Collection entries
┄┄┄┄┄┄┄┄┄┄┄┄┄┄┄┄┄┄┄┄

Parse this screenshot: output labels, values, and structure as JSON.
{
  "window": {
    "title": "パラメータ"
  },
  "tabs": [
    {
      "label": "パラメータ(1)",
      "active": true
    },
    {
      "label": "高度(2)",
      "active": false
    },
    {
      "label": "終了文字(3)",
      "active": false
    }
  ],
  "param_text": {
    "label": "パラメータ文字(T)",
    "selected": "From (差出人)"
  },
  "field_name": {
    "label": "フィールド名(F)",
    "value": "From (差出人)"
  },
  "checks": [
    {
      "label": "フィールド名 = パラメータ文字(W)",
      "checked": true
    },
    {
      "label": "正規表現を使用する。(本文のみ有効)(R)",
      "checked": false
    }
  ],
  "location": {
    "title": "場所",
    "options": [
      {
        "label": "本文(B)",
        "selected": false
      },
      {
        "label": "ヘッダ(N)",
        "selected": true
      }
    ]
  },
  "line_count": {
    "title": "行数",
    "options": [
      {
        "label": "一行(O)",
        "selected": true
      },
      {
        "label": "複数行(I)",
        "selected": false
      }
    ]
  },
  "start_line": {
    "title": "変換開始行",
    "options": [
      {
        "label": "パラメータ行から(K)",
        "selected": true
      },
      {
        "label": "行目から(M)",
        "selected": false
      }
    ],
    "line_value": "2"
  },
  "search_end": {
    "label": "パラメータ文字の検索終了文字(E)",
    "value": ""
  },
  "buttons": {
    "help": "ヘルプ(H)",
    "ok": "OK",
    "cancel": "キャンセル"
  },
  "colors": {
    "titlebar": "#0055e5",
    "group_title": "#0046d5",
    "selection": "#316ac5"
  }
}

┄┄┄┄┄┄┄┄┄┄┄┄┄┄┄┄┄┄┄┄

§ Work to be completed
Word for word, quote all of the data above.

§ Task response
Parse this screenshot: output labels, values, and structure as JSON.
{
  "window": {
    "title": "パラメータ"
  },
  "tabs": [
    {
      "label": "パラメータ(1)",
      "active": true
    },
    {
      "label": "高度(2)",
      "active": false
    },
    {
      "label": "終了文字(3)",
      "active": false
    }
  ],
  "param_text": {
    "label": "パラメータ文字(T)",
    "selected": "From (差出人)"
  },
  "field_name": {
    "label": "フィールド名(F)",
    "value": "From (差出人)"
  },
  "checks": [
    {
      "label": "フィールド名 = パラメータ文字(W)",
      "checked": true
    },
    {
      "label": "正規表現を使用する。(本文のみ有効)(R)",
      "checked": false
    }
  ],
  "location": {
    "title": "場所",
    "options": [
      {
        "label": "本文(B)",
        "selected": false
      },
      {
        "label": "ヘッダ(N)",
        "selected": true
      }
    ]
  },
  "line_count": {
    "title": "行数",
    "options": [
      {
        "label": "一行(O)",
        "selected": true
      },
      {
        "label": "複数行(I)",
        "selected": false
      }
    ]
  },
  "start_line": {
    "title": "変換開始行",
    "options": [
      {
        "label": "パラメータ行から(K)",
        "selected": true
      },
      {
        "label": "行目から(M)",
        "selected": false
      }
    ],
    "line_value": "2"
  },
  "search_end": {
    "label": "パラメータ文字の検索終了文字(E)",
    "value": ""
  },
  "buttons": {
    "help": "ヘルプ(H)",
    "ok": "OK",
    "cancel": "キャンセル"
  },
  "colors": {
    "titlebar": "#0055e5",
    "group_title": "#0046d5",
    "selection": "#316ac5"
  }
}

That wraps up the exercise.